[Problem details]
Select and copy out every line in the records containing "used".

Items from a dataset
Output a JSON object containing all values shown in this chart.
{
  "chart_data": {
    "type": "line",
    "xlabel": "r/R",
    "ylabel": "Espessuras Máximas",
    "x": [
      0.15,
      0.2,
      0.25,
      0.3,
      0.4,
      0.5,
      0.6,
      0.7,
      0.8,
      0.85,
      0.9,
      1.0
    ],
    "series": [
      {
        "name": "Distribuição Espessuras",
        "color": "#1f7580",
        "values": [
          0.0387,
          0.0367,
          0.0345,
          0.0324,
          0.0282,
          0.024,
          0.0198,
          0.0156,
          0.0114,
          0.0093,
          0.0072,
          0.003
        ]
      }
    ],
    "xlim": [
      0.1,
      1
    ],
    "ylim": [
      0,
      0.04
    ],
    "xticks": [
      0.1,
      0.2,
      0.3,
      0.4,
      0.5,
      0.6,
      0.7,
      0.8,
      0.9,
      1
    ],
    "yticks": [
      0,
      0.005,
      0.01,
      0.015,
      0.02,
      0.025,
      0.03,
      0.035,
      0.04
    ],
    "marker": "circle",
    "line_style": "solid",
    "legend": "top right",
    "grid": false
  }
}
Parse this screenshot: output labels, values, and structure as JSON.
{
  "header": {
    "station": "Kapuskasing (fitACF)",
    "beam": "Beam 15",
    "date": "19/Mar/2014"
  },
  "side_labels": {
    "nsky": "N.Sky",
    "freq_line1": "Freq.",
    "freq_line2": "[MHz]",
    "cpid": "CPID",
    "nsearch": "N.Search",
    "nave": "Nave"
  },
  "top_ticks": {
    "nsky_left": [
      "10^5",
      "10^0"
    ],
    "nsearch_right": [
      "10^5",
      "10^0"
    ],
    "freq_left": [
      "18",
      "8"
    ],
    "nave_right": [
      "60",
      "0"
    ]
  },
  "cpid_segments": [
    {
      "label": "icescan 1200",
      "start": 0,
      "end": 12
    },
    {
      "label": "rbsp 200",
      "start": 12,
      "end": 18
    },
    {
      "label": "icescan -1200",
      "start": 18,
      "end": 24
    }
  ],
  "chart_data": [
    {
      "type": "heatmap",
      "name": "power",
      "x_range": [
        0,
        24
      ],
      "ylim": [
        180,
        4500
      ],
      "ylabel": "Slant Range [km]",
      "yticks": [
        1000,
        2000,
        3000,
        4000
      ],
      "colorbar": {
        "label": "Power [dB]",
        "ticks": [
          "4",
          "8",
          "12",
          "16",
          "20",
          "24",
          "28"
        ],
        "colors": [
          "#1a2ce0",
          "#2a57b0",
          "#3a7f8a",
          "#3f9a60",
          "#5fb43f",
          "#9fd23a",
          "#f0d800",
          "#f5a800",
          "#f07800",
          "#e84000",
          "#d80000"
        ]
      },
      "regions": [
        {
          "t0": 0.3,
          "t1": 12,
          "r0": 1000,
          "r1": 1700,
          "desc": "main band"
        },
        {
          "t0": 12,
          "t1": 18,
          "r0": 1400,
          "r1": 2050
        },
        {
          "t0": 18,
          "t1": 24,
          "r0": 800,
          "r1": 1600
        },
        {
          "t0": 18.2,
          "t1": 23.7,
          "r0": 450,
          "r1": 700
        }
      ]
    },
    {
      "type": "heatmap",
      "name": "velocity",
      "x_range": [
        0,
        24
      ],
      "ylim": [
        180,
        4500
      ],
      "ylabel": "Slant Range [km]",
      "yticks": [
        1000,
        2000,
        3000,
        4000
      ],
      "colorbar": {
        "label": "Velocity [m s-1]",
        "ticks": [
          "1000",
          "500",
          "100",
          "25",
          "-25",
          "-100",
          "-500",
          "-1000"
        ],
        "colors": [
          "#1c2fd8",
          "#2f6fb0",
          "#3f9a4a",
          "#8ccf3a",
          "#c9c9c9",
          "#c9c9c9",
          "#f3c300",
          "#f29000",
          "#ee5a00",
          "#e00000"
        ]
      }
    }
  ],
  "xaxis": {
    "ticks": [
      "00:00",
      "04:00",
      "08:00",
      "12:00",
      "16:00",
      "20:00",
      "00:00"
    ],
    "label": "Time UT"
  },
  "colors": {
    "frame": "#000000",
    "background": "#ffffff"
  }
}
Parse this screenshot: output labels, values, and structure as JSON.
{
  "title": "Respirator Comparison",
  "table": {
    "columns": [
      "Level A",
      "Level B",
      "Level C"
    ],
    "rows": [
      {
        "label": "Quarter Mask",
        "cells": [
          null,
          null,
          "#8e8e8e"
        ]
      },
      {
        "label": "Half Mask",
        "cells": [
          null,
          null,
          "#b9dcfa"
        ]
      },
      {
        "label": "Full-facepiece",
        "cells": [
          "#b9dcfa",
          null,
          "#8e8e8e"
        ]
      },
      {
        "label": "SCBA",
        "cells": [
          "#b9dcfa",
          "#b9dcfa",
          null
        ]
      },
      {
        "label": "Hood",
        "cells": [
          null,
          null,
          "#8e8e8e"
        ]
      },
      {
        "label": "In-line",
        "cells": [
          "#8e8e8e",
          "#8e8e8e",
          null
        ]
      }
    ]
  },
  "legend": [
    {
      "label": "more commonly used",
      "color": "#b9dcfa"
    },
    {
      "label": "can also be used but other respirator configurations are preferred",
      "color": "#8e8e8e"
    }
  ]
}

[Correct result]
      "label": "more commonly used",
      "label": "can also be used but other respirator configurations are preferred",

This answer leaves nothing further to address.